WHAT IS ASKED:
Write out the complete material exactly as it stands.
-- START OF INFORMATION GIVEN --
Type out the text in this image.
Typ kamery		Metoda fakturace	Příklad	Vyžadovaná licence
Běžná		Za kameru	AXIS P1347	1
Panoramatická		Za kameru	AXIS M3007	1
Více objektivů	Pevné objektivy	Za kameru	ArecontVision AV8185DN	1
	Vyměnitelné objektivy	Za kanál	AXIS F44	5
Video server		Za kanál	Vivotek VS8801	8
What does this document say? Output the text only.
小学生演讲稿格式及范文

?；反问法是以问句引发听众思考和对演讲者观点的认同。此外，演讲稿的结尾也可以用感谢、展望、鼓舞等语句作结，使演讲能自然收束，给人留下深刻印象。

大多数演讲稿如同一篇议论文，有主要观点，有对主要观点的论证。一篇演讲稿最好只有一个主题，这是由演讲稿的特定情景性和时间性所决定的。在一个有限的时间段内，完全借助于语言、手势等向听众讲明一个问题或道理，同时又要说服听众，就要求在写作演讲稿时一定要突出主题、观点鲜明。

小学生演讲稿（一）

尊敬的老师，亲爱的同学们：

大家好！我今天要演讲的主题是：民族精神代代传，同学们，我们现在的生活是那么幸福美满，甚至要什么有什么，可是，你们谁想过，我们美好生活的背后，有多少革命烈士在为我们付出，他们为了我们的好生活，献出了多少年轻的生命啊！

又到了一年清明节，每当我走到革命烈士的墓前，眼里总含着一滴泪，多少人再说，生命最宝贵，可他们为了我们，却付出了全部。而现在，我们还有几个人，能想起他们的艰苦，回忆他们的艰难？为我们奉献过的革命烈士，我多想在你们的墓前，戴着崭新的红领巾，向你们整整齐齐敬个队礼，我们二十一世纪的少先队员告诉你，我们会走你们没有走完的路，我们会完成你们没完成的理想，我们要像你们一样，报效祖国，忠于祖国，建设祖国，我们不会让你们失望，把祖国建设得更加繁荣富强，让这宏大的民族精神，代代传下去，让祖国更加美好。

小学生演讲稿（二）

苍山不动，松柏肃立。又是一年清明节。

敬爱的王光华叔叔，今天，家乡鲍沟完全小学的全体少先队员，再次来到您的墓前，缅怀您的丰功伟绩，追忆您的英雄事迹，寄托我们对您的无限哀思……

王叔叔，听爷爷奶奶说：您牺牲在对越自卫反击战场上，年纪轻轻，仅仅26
-- END OF INFORMATION GIVEN --
TASK ANSWER:
Type out the text in this image.
Typ kamery		Metoda fakturace	Příklad	Vyžadovaná licence
Běžná		Za kameru	AXIS P1347	1
Panoramatická		Za kameru	AXIS M3007	1
Více objektivů	Pevné objektivy	Za kameru	ArecontVision AV8185DN	1
	Vyměnitelné objektivy	Za kanál	AXIS F44	5
Video server		Za kanál	Vivotek VS8801	8
What does this document say? Output the text only.
小学生演讲稿格式及范文

?；反问法是以问句引发听众思考和对演讲者观点的认同。此外，演讲稿的结尾也可以用感谢、展望、鼓舞等语句作结，使演讲能自然收束，给人留下深刻印象。

大多数演讲稿如同一篇议论文，有主要观点，有对主要观点的论证。一篇演讲稿最好只有一个主题，这是由演讲稿的特定情景性和时间性所决定的。在一个有限的时间段内，完全借助于语言、手势等向听众讲明一个问题或道理，同时又要说服听众，就要求在写作演讲稿时一定要突出主题、观点鲜明。

小学生演讲稿（一）

尊敬的老师，亲爱的同学们：

大家好！我今天要演讲的主题是：民族精神代代传，同学们，我们现在的生活是那么幸福美满，甚至要什么有什么，可是，你们谁想过，我们美好生活的背后，有多少革命烈士在为我们付出，他们为了我们的好生活，献出了多少年轻的生命啊！

又到了一年清明节，每当我走到革命烈士的墓前，眼里总含着一滴泪，多少人再说，生命最宝贵，可他们为了我们，却付出了全部。而现在，我们还有几个人，能想起他们的艰苦，回忆他们的艰难？为我们奉献过的革命烈士，我多想在你们的墓前，戴着崭新的红领巾，向你们整整齐齐敬个队礼，我们二十一世纪的少先队员告诉你，我们会走你们没有走完的路，我们会完成你们没完成的理想，我们要像你们一样，报效祖国，忠于祖国，建设祖国，我们不会让你们失望，把祖国建设得更加繁荣富强，让这宏大的民族精神，代代传下去，让祖国更加美好。

小学生演讲稿（二）

苍山不动，松柏肃立。又是一年清明节。

敬爱的王光华叔叔，今天，家乡鲍沟完全小学的全体少先队员，再次来到您的墓前，缅怀您的丰功伟绩，追忆您的英雄事迹，寄托我们对您的无限哀思……

王叔叔，听爷爷奶奶说：您牺牲在对越自卫反击战场上，年纪轻轻，仅仅26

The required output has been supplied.